_The exercise_
The records that follow are to be repeated exactly, with the pictures removed.

_Stored records_
>>>>>
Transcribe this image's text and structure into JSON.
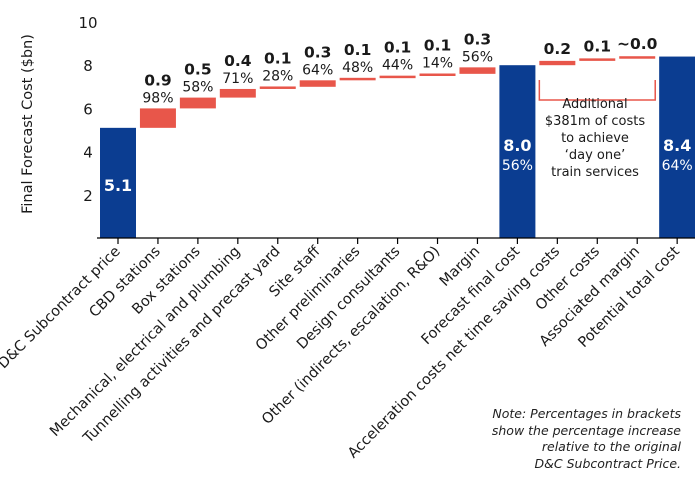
{
  "chart_data": {
    "type": "bar",
    "subtype": "waterfall",
    "ylabel": "Final Forecast Cost ($bn)",
    "ylim": [
      0,
      10
    ],
    "yticks": [
      "2",
      "4",
      "6",
      "8",
      "10"
    ],
    "grid": false,
    "colors": {
      "total": "#0b3d91",
      "increment": "#e8564a",
      "axis": "#000000"
    },
    "bars": [
      {
        "category": "D&C Subcontract price",
        "kind": "total",
        "value": 5.1,
        "label": "5.1",
        "pct": ""
      },
      {
        "category": "CBD stations",
        "kind": "increment",
        "value": 0.9,
        "label": "0.9",
        "pct": "98%"
      },
      {
        "category": "Box stations",
        "kind": "increment",
        "value": 0.5,
        "label": "0.5",
        "pct": "58%"
      },
      {
        "category": "Mechanical, electrical and plumbing",
        "kind": "increment",
        "value": 0.4,
        "label": "0.4",
        "pct": "71%"
      },
      {
        "category": "Tunnelling activities and precast yard",
        "kind": "increment",
        "value": 0.1,
        "label": "0.1",
        "pct": "28%"
      },
      {
        "category": "Site staff",
        "kind": "increment",
        "value": 0.3,
        "label": "0.3",
        "pct": "64%"
      },
      {
        "category": "Other preliminaries",
        "kind": "increment",
        "value": 0.1,
        "label": "0.1",
        "pct": "48%"
      },
      {
        "category": "Design consultants",
        "kind": "increment",
        "value": 0.1,
        "label": "0.1",
        "pct": "44%"
      },
      {
        "category": "Other (indirects, escalation, R&O)",
        "kind": "increment",
        "value": 0.1,
        "label": "0.1",
        "pct": "14%"
      },
      {
        "category": "Margin",
        "kind": "increment",
        "value": 0.3,
        "label": "0.3",
        "pct": "56%"
      },
      {
        "category": "Forecast final cost",
        "kind": "total",
        "value": 8.0,
        "label": "8.0",
        "pct": "56%"
      },
      {
        "category": "Acceleration costs net time saving costs",
        "kind": "increment",
        "value": 0.2,
        "label": "0.2",
        "pct": ""
      },
      {
        "category": "Other costs",
        "kind": "increment",
        "value": 0.1,
        "label": "0.1",
        "pct": ""
      },
      {
        "category": "Associated margin",
        "kind": "increment",
        "value": 0.0,
        "label": "~0.0",
        "pct": ""
      },
      {
        "category": "Potential total cost",
        "kind": "total",
        "value": 8.4,
        "label": "8.4",
        "pct": "64%"
      }
    ],
    "annotation": "Additional $381m of costs to achieve ‘day one’ train services",
    "annotation_lines": [
      "Additional",
      "$381m of costs",
      "to achieve",
      "‘day one’",
      "train services"
    ],
    "note": "Note: Percentages in brackets show the percentage increase relative to the original D&C Subcontract Price.",
    "note_lines": [
      "Note: Percentages in brackets",
      "show the percentage increase",
      "relative to the original",
      "D&C Subcontract Price."
    ]
  }
}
<<<<<
_Written answer_
Transcribe this image's text and structure into JSON.
{
  "chart_data": {
    "type": "bar",
    "subtype": "waterfall",
    "ylabel": "Final Forecast Cost ($bn)",
    "ylim": [
      0,
      10
    ],
    "yticks": [
      "2",
      "4",
      "6",
      "8",
      "10"
    ],
    "grid": false,
    "colors": {
      "total": "#0b3d91",
      "increment": "#e8564a",
      "axis": "#000000"
    },
    "bars": [
      {
        "category": "D&C Subcontract price",
        "kind": "total",
        "value": 5.1,
        "label": "5.1",
        "pct": ""
      },
      {
        "category": "CBD stations",
        "kind": "increment",
        "value": 0.9,
        "label": "0.9",
        "pct": "98%"
      },
      {
        "category": "Box stations",
        "kind": "increment",
        "value": 0.5,
        "label": "0.5",
        "pct": "58%"
      },
      {
        "category": "Mechanical, electrical and plumbing",
        "kind": "increment",
        "value": 0.4,
        "label": "0.4",
        "pct": "71%"
      },
      {
        "category": "Tunnelling activities and precast yard",
        "kind": "increment",
        "value": 0.1,
        "label": "0.1",
        "pct": "28%"
      },
      {
        "category": "Site staff",
        "kind": "increment",
        "value": 0.3,
        "label": "0.3",
        "pct": "64%"
      },
      {
        "category": "Other preliminaries",
        "kind": "increment",
        "value": 0.1,
        "label": "0.1",
        "pct": "48%"
      },
      {
        "category": "Design consultants",
        "kind": "increment",
        "value": 0.1,
        "label": "0.1",
        "pct": "44%"
      },
      {
        "category": "Other (indirects, escalation, R&O)",
        "kind": "increment",
        "value": 0.1,
        "label": "0.1",
        "pct": "14%"
      },
      {
        "category": "Margin",
        "kind": "increment",
        "value": 0.3,
        "label": "0.3",
        "pct": "56%"
      },
      {
        "category": "Forecast final cost",
        "kind": "total",
        "value": 8.0,
        "label": "8.0",
        "pct": "56%"
      },
      {
        "category": "Acceleration costs net time saving costs",
        "kind": "increment",
        "value": 0.2,
        "label": "0.2",
        "pct": ""
      },
      {
        "category": "Other costs",
        "kind": "increment",
        "value": 0.1,
        "label": "0.1",
        "pct": ""
      },
      {
        "category": "Associated margin",
        "kind": "increment",
        "value": 0.0,
        "label": "~0.0",
        "pct": ""
      },
      {
        "category": "Potential total cost",
        "kind": "total",
        "value": 8.4,
        "label": "8.4",
        "pct": "64%"
      }
    ],
    "annotation": "Additional $381m of costs to achieve ‘day one’ train services",
    "annotation_lines": [
      "Additional",
      "$381m of costs",
      "to achieve",
      "‘day one’",
      "train services"
    ],
    "note": "Note: Percentages in brackets show the percentage increase relative to the original D&C Subcontract Price.",
    "note_lines": [
      "Note: Percentages in brackets",
      "show the percentage increase",
      "relative to the original",
      "D&C Subcontract Price."
    ]
  }
}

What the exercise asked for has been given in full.